■ REQUIRED TASK:
Check each line for the string "this", then give only how many lines have it.

■ ENTRIES:
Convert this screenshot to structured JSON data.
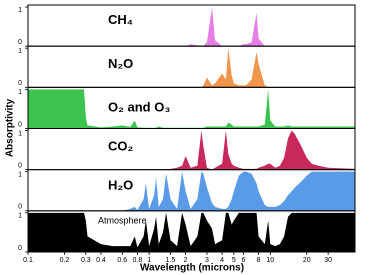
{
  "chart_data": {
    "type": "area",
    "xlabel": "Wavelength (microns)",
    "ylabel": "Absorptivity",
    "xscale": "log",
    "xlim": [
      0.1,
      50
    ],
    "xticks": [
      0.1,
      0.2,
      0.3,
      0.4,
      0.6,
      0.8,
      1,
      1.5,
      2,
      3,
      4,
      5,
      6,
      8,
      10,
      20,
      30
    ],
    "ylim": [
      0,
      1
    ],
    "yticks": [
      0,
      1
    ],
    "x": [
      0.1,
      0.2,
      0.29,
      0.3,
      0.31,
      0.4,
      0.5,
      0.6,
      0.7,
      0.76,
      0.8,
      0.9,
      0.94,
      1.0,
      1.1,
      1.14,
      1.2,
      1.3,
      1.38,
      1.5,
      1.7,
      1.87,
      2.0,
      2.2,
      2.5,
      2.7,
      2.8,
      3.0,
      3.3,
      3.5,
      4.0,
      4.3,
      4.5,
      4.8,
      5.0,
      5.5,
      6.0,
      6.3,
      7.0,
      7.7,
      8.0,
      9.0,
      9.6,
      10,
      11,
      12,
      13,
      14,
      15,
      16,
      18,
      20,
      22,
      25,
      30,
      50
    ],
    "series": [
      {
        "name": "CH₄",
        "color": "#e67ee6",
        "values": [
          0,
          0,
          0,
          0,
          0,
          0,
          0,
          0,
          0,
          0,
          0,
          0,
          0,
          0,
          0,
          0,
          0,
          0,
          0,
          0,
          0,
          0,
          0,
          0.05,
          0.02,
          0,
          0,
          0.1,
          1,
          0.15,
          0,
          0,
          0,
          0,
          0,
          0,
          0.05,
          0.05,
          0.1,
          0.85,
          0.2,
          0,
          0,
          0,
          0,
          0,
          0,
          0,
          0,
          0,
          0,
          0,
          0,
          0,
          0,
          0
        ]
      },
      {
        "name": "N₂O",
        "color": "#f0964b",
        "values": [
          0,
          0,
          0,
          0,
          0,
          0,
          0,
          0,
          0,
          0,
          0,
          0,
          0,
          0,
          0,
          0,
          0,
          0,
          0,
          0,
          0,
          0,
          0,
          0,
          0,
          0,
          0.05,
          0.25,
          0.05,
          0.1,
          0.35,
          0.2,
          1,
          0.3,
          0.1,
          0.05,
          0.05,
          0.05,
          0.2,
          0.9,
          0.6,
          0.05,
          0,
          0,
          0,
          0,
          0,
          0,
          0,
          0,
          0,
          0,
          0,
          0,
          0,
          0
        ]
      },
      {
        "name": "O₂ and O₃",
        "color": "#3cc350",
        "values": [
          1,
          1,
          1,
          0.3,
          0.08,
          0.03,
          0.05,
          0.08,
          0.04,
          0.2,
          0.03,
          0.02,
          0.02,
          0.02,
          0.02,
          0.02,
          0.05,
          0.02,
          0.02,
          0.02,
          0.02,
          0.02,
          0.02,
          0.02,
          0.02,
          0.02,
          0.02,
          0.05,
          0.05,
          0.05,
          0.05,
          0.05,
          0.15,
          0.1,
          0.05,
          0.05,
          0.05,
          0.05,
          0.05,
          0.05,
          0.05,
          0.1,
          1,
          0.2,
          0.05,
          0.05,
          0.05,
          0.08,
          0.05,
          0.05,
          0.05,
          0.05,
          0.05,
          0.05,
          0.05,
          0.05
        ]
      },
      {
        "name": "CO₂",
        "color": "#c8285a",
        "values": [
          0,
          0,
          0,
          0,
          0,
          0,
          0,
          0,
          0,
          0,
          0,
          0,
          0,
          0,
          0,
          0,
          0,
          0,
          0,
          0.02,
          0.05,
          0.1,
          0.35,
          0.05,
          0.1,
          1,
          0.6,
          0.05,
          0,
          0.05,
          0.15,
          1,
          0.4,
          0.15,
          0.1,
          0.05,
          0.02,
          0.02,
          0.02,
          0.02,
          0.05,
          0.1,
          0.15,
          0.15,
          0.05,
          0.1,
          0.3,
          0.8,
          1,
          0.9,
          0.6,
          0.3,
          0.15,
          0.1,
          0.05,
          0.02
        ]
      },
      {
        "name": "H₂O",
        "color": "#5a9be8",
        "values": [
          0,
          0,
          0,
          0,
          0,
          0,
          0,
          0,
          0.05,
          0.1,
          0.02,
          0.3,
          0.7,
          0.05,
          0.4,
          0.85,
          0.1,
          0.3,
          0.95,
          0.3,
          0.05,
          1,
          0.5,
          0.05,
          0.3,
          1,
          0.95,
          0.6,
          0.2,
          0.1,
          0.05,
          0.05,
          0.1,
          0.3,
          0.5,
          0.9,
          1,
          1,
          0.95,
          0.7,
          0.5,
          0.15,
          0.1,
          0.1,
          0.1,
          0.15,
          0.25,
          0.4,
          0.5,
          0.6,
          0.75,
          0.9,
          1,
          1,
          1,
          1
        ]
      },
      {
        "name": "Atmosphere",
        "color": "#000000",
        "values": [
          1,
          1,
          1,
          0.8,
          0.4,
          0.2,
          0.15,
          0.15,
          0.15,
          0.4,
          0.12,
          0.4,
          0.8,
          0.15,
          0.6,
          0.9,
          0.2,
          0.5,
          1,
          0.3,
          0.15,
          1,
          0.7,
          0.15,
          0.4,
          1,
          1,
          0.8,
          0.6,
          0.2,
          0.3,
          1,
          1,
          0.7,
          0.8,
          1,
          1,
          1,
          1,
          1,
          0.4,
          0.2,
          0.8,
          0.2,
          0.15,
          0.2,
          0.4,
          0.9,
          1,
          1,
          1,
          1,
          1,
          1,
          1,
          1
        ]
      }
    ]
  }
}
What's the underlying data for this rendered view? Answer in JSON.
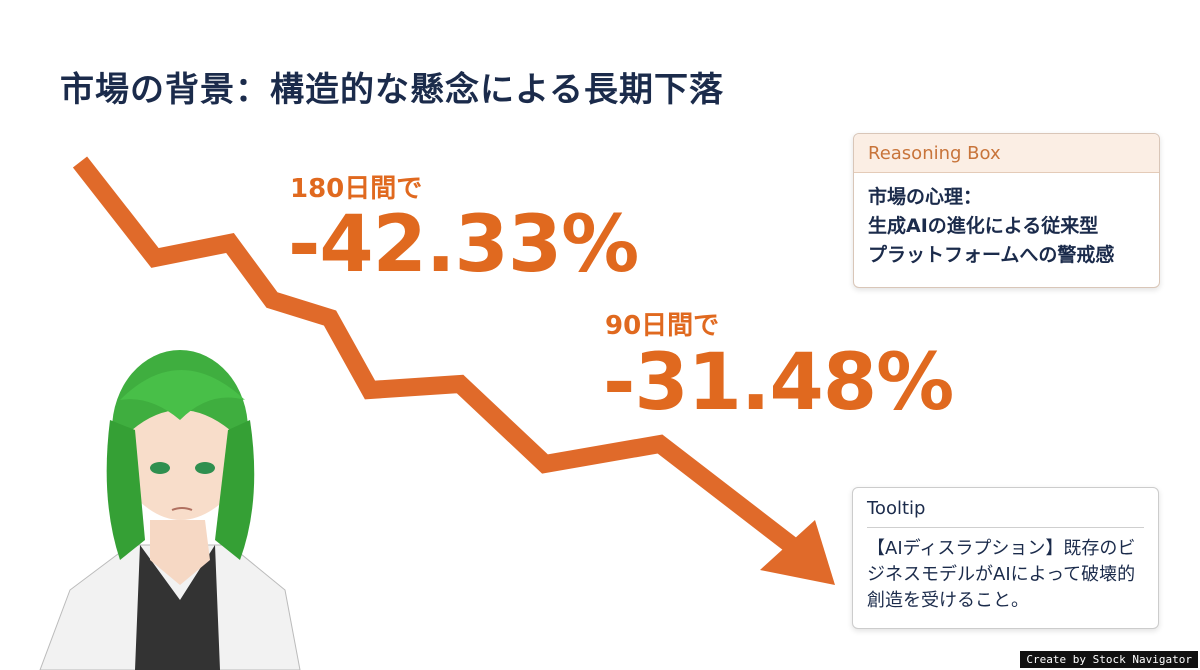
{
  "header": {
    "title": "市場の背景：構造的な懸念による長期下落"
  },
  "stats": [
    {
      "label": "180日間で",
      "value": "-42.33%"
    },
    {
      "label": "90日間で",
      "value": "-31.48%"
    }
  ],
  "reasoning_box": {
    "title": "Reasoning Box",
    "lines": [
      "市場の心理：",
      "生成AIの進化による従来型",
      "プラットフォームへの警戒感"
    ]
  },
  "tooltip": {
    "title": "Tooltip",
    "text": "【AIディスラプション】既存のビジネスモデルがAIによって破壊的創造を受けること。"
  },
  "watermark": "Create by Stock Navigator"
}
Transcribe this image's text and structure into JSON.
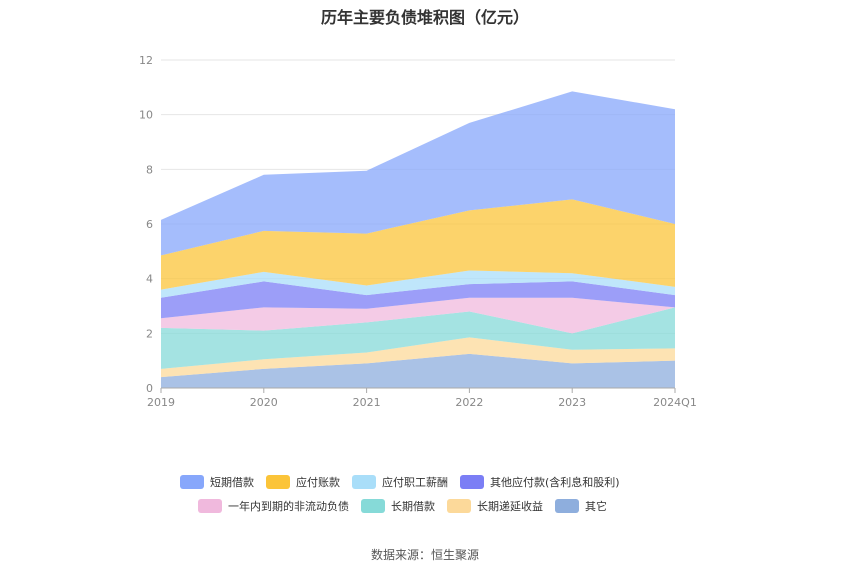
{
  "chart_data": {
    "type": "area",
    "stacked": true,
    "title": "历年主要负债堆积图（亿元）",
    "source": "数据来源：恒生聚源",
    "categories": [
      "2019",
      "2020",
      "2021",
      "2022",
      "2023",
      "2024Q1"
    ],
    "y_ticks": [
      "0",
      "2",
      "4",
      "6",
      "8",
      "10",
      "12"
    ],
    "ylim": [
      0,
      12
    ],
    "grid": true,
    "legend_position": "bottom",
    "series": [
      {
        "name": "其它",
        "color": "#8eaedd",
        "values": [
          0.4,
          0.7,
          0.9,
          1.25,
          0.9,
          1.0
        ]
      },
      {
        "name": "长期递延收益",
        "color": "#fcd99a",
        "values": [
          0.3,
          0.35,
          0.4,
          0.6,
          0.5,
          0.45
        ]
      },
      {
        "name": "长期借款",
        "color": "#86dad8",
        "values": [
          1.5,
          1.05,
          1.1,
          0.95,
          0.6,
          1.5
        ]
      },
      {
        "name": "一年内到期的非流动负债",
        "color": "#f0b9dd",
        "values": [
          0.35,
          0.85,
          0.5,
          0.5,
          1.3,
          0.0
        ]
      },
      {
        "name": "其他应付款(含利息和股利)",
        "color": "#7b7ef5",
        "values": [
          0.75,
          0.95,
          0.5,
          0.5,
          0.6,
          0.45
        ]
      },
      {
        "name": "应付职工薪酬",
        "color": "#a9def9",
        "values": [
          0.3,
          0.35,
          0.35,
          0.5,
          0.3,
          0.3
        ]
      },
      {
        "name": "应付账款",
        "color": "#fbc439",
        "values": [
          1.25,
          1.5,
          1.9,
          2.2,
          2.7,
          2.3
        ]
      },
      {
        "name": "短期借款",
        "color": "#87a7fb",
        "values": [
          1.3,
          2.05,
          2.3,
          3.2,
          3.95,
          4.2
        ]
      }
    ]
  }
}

■ ANSWER FOR THE TASK:
3